> [Prompt]: All of the material below is to be repeated exactly.

┌────────

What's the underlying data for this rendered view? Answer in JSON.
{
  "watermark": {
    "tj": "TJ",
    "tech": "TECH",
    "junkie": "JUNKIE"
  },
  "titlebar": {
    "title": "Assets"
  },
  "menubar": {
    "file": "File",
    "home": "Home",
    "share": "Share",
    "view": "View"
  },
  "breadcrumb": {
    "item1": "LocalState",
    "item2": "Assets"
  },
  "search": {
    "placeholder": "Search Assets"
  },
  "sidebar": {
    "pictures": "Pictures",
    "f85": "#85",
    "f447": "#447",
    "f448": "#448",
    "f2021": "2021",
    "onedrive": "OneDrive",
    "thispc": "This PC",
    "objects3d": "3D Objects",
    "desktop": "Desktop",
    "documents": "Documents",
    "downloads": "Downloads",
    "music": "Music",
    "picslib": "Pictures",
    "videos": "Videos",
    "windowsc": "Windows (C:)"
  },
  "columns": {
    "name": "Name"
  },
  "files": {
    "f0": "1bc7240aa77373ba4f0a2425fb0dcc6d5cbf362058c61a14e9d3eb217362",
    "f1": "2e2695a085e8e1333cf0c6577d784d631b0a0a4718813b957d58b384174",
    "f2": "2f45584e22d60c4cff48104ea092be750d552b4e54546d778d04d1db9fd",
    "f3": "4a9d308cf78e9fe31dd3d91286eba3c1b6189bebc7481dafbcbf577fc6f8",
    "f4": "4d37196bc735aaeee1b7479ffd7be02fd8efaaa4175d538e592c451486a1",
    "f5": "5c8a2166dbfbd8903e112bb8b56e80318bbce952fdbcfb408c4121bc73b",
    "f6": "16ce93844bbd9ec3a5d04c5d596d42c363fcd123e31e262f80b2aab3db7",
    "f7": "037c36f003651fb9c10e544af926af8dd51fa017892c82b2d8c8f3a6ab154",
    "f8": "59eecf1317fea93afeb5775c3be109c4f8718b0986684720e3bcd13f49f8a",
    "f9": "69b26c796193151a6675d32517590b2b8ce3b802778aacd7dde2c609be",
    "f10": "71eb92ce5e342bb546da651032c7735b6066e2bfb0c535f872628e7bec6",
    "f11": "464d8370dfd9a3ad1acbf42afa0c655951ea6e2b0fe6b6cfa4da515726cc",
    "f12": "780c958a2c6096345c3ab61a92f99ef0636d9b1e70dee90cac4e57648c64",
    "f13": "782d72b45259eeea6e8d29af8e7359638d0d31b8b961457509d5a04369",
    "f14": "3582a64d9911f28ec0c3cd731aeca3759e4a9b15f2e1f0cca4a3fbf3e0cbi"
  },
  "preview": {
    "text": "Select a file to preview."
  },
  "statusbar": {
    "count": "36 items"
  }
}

└────────

> [Exercise answer]:
What's the underlying data for this rendered view? Answer in JSON.
{
  "watermark": {
    "tj": "TJ",
    "tech": "TECH",
    "junkie": "JUNKIE"
  },
  "titlebar": {
    "title": "Assets"
  },
  "menubar": {
    "file": "File",
    "home": "Home",
    "share": "Share",
    "view": "View"
  },
  "breadcrumb": {
    "item1": "LocalState",
    "item2": "Assets"
  },
  "search": {
    "placeholder": "Search Assets"
  },
  "sidebar": {
    "pictures": "Pictures",
    "f85": "#85",
    "f447": "#447",
    "f448": "#448",
    "f2021": "2021",
    "onedrive": "OneDrive",
    "thispc": "This PC",
    "objects3d": "3D Objects",
    "desktop": "Desktop",
    "documents": "Documents",
    "downloads": "Downloads",
    "music": "Music",
    "picslib": "Pictures",
    "videos": "Videos",
    "windowsc": "Windows (C:)"
  },
  "columns": {
    "name": "Name"
  },
  "files": {
    "f0": "1bc7240aa77373ba4f0a2425fb0dcc6d5cbf362058c61a14e9d3eb217362",
    "f1": "2e2695a085e8e1333cf0c6577d784d631b0a0a4718813b957d58b384174",
    "f2": "2f45584e22d60c4cff48104ea092be750d552b4e54546d778d04d1db9fd",
    "f3": "4a9d308cf78e9fe31dd3d91286eba3c1b6189bebc7481dafbcbf577fc6f8",
    "f4": "4d37196bc735aaeee1b7479ffd7be02fd8efaaa4175d538e592c451486a1",
    "f5": "5c8a2166dbfbd8903e112bb8b56e80318bbce952fdbcfb408c4121bc73b",
    "f6": "16ce93844bbd9ec3a5d04c5d596d42c363fcd123e31e262f80b2aab3db7",
    "f7": "037c36f003651fb9c10e544af926af8dd51fa017892c82b2d8c8f3a6ab154",
    "f8": "59eecf1317fea93afeb5775c3be109c4f8718b0986684720e3bcd13f49f8a",
    "f9": "69b26c796193151a6675d32517590b2b8ce3b802778aacd7dde2c609be",
    "f10": "71eb92ce5e342bb546da651032c7735b6066e2bfb0c535f872628e7bec6",
    "f11": "464d8370dfd9a3ad1acbf42afa0c655951ea6e2b0fe6b6cfa4da515726cc",
    "f12": "780c958a2c6096345c3ab61a92f99ef0636d9b1e70dee90cac4e57648c64",
    "f13": "782d72b45259eeea6e8d29af8e7359638d0d31b8b961457509d5a04369",
    "f14": "3582a64d9911f28ec0c3cd731aeca3759e4a9b15f2e1f0cca4a3fbf3e0cbi"
  },
  "preview": {
    "text": "Select a file to preview."
  },
  "statusbar": {
    "count": "36 items"
  }
}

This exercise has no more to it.